[The exercise] Copy out every record below exactly as written, but leave out any pictures.

[Records to process]
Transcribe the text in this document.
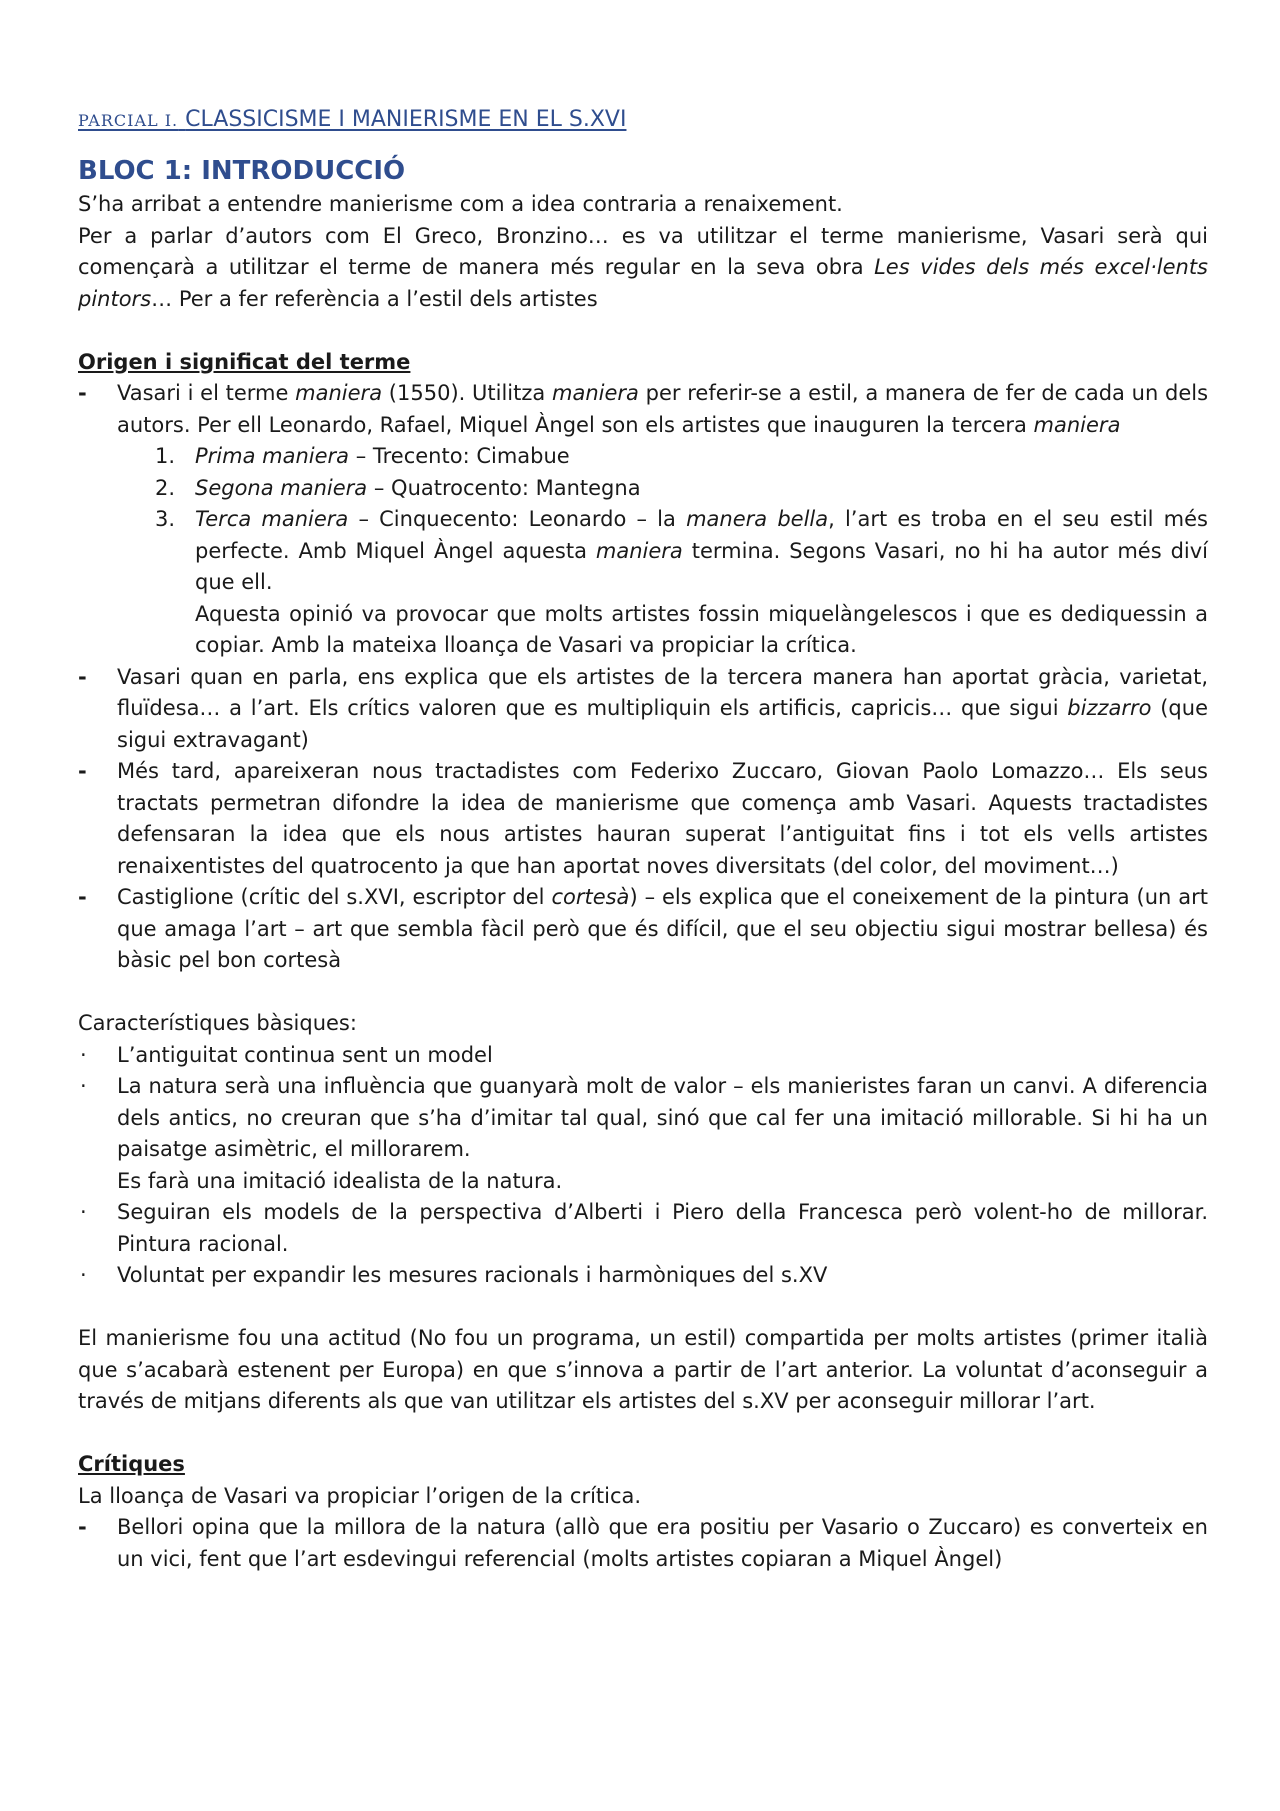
PARCIAL I. CLASSICISME I MANIERISME EN EL S.XVI
BLOC 1: INTRODUCCIÓ

S’ha arribat a entendre manierisme com a idea contraria a renaixement.

Per a parlar d’autors com El Greco, Bronzino… es va utilitzar el terme manierisme, Vasari serà qui començarà a utilitzar el terme de manera més regular en la seva obra Les vides dels més excel·lents pintors… Per a fer referència a l’estil dels artistes

Origen i significat del terme

- Vasari i el terme maniera (1550). Utilitza maniera per referir-se a estil, a manera de fer de cada un dels autors. Per ell Leonardo, Rafael, Miquel Àngel son els artistes que inauguren la tercera maniera
1. Prima maniera – Trecento: Cimabue
2. Segona maniera – Quatrocento: Mantegna
3. Terca maniera – Cinquecento: Leonardo – la manera bella, l’art es troba en el seu estil més perfecte. Amb Miquel Àngel aquesta maniera termina. Segons Vasari, no hi ha autor més diví que ell.
Aquesta opinió va provocar que molts artistes fossin miquelàngelescos i que es dediquessin a copiar. Amb la mateixa lloança de Vasari va propiciar la crítica.
- Vasari quan en parla, ens explica que els artistes de la tercera manera han aportat gràcia, varietat, fluïdesa… a l’art. Els crítics valoren que es multipliquin els artificis, capricis… que sigui bizzarro (que sigui extravagant)
- Més tard, apareixeran nous tractadistes com Federixo Zuccaro, Giovan Paolo Lomazzo… Els seus tractats permetran difondre la idea de manierisme que comença amb Vasari. Aquests tractadistes defensaran la idea que els nous artistes hauran superat l’antiguitat fins i tot els vells artistes renaixentistes del quatrocento ja que han aportat noves diversitats (del color, del moviment…)
- Castiglione (crític del s.XVI, escriptor del cortesà) – els explica que el coneixement de la pintura (un art que amaga l’art – art que sembla fàcil però que és difícil, que el seu objectiu sigui mostrar bellesa) és bàsic pel bon cortesà

Característiques bàsiques:

· L’antiguitat continua sent un model
· La natura serà una influència que guanyarà molt de valor – els manieristes faran un canvi. A diferencia dels antics, no creuran que s’ha d’imitar tal qual, sinó que cal fer una imitació millorable. Si hi ha un paisatge asimètric, el millorarem.
Es farà una imitació idealista de la natura.
· Seguiran els models de la perspectiva d’Alberti i Piero della Francesca però volent-ho de millorar. Pintura racional.
· Voluntat per expandir les mesures racionals i harmòniques del s.XV

El manierisme fou una actitud (No fou un programa, un estil) compartida per molts artistes (primer italià que s’acabarà estenent per Europa) en que s’innova a partir de l’art anterior. La voluntat d’aconseguir a través de mitjans diferents als que van utilitzar els artistes del s.XV per aconseguir millorar l’art.

Crítiques

La lloança de Vasari va propiciar l’origen de la crítica.

- Bellori opina que la millora de la natura (allò que era positiu per Vasario o Zuccaro) es converteix en un vici, fent que l’art esdevingui referencial (molts artistes copiaran a Miquel Àngel)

[Solution to this problem]
Transcribe the text in this document.
PARCIAL I. CLASSICISME I MANIERISME EN EL S.XVI
BLOC 1: INTRODUCCIÓ

S’ha arribat a entendre manierisme com a idea contraria a renaixement.

Per a parlar d’autors com El Greco, Bronzino… es va utilitzar el terme manierisme, Vasari serà qui començarà a utilitzar el terme de manera més regular en la seva obra Les vides dels més excel·lents pintors… Per a fer referència a l’estil dels artistes

Origen i significat del terme

- Vasari i el terme maniera (1550). Utilitza maniera per referir-se a estil, a manera de fer de cada un dels autors. Per ell Leonardo, Rafael, Miquel Àngel son els artistes que inauguren la tercera maniera
1. Prima maniera – Trecento: Cimabue
2. Segona maniera – Quatrocento: Mantegna
3. Terca maniera – Cinquecento: Leonardo – la manera bella, l’art es troba en el seu estil més perfecte. Amb Miquel Àngel aquesta maniera termina. Segons Vasari, no hi ha autor més diví que ell.
Aquesta opinió va provocar que molts artistes fossin miquelàngelescos i que es dediquessin a copiar. Amb la mateixa lloança de Vasari va propiciar la crítica.
- Vasari quan en parla, ens explica que els artistes de la tercera manera han aportat gràcia, varietat, fluïdesa… a l’art. Els crítics valoren que es multipliquin els artificis, capricis… que sigui bizzarro (que sigui extravagant)
- Més tard, apareixeran nous tractadistes com Federixo Zuccaro, Giovan Paolo Lomazzo… Els seus tractats permetran difondre la idea de manierisme que comença amb Vasari. Aquests tractadistes defensaran la idea que els nous artistes hauran superat l’antiguitat fins i tot els vells artistes renaixentistes del quatrocento ja que han aportat noves diversitats (del color, del moviment…)
- Castiglione (crític del s.XVI, escriptor del cortesà) – els explica que el coneixement de la pintura (un art que amaga l’art – art que sembla fàcil però que és difícil, que el seu objectiu sigui mostrar bellesa) és bàsic pel bon cortesà

Característiques bàsiques:

· L’antiguitat continua sent un model
· La natura serà una influència que guanyarà molt de valor – els manieristes faran un canvi. A diferencia dels antics, no creuran que s’ha d’imitar tal qual, sinó que cal fer una imitació millorable. Si hi ha un paisatge asimètric, el millorarem.
Es farà una imitació idealista de la natura.
· Seguiran els models de la perspectiva d’Alberti i Piero della Francesca però volent-ho de millorar. Pintura racional.
· Voluntat per expandir les mesures racionals i harmòniques del s.XV

El manierisme fou una actitud (No fou un programa, un estil) compartida per molts artistes (primer italià que s’acabarà estenent per Europa) en que s’innova a partir de l’art anterior. La voluntat d’aconseguir a través de mitjans diferents als que van utilitzar els artistes del s.XV per aconseguir millorar l’art.

Crítiques

La lloança de Vasari va propiciar l’origen de la crítica.

- Bellori opina que la millora de la natura (allò que era positiu per Vasario o Zuccaro) es converteix en un vici, fent que l’art esdevingui referencial (molts artistes copiaran a Miquel Àngel)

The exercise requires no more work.